▸ **Stated problem**: Write out all of the lines below, exactly and completely.

Dataset entries

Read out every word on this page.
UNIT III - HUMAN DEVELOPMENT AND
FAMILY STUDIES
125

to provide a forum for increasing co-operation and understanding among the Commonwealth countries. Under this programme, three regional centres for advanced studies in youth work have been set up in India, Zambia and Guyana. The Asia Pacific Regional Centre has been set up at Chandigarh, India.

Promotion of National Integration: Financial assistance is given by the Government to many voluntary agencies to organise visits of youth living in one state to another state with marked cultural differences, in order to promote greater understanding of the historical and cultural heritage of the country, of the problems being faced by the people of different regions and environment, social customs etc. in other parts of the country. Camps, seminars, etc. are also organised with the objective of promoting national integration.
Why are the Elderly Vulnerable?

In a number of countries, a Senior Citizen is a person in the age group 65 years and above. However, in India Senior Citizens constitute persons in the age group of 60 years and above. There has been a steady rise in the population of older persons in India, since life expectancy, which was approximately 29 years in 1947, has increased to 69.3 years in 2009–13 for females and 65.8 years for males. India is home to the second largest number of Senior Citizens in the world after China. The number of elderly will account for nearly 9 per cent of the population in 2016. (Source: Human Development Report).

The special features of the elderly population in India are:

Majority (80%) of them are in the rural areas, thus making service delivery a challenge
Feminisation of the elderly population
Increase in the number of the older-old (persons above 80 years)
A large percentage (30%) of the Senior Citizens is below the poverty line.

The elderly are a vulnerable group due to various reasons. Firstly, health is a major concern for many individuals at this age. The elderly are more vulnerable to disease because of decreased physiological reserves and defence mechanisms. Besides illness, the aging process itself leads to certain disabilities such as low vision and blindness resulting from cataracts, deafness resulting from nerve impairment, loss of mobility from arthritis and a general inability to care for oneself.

▸ **Task answer**:
Read out every word on this page.
UNIT III - HUMAN DEVELOPMENT AND
FAMILY STUDIES
125

to provide a forum for increasing co-operation and understanding among the Commonwealth countries. Under this programme, three regional centres for advanced studies in youth work have been set up in India, Zambia and Guyana. The Asia Pacific Regional Centre has been set up at Chandigarh, India.

Promotion of National Integration: Financial assistance is given by the Government to many voluntary agencies to organise visits of youth living in one state to another state with marked cultural differences, in order to promote greater understanding of the historical and cultural heritage of the country, of the problems being faced by the people of different regions and environment, social customs etc. in other parts of the country. Camps, seminars, etc. are also organised with the objective of promoting national integration.
Why are the Elderly Vulnerable?

In a number of countries, a Senior Citizen is a person in the age group 65 years and above. However, in India Senior Citizens constitute persons in the age group of 60 years and above. There has been a steady rise in the population of older persons in India, since life expectancy, which was approximately 29 years in 1947, has increased to 69.3 years in 2009–13 for females and 65.8 years for males. India is home to the second largest number of Senior Citizens in the world after China. The number of elderly will account for nearly 9 per cent of the population in 2016. (Source: Human Development Report).

The special features of the elderly population in India are:

Majority (80%) of them are in the rural areas, thus making service delivery a challenge
Feminisation of the elderly population
Increase in the number of the older-old (persons above 80 years)
A large percentage (30%) of the Senior Citizens is below the poverty line.

The elderly are a vulnerable group due to various reasons. Firstly, health is a major concern for many individuals at this age. The elderly are more vulnerable to disease because of decreased physiological reserves and defence mechanisms. Besides illness, the aging process itself leads to certain disabilities such as low vision and blindness resulting from cataracts, deafness resulting from nerve impairment, loss of mobility from arthritis and a general inability to care for oneself.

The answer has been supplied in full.